» Aim:
Find each line containing the string "state". Copy it.

» Records shown:
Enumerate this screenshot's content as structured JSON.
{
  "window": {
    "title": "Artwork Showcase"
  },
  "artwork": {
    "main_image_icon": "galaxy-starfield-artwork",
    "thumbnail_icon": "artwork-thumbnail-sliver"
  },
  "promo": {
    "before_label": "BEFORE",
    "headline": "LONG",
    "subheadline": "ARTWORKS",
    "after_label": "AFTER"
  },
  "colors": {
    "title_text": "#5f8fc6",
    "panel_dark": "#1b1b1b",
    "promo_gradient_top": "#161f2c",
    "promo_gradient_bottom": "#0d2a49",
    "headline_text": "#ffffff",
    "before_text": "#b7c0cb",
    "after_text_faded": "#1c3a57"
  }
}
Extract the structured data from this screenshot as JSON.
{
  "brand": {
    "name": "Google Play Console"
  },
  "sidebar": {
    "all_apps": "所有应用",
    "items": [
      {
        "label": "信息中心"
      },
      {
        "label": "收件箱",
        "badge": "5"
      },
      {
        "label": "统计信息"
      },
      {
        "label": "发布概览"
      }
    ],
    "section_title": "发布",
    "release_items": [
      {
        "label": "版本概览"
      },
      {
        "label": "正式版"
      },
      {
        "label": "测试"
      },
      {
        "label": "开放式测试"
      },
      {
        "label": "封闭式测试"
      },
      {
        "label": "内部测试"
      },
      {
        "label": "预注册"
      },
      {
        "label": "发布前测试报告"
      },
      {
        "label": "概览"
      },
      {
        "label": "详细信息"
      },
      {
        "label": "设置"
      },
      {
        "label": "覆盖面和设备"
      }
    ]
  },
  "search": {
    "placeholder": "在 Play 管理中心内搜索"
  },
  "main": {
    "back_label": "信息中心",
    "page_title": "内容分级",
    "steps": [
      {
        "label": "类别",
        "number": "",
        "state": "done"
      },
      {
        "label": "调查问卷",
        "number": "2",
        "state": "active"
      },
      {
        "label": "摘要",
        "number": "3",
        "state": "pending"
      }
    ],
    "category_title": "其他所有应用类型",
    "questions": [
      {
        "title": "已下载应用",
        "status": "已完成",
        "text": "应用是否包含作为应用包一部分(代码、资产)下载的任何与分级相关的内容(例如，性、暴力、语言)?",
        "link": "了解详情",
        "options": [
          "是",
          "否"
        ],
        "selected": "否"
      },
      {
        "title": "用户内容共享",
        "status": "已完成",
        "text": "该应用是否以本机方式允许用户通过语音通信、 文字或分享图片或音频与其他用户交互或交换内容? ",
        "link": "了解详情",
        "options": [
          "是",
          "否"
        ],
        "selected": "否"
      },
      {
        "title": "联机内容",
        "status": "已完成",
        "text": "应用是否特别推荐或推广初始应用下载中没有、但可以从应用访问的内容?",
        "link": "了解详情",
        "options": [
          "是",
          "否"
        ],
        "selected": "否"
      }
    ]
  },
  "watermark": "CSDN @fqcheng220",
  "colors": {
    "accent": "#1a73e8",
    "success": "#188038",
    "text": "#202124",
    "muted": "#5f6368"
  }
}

» Answer below:
        "state": "done"
        "state": "active"
        "state": "pending"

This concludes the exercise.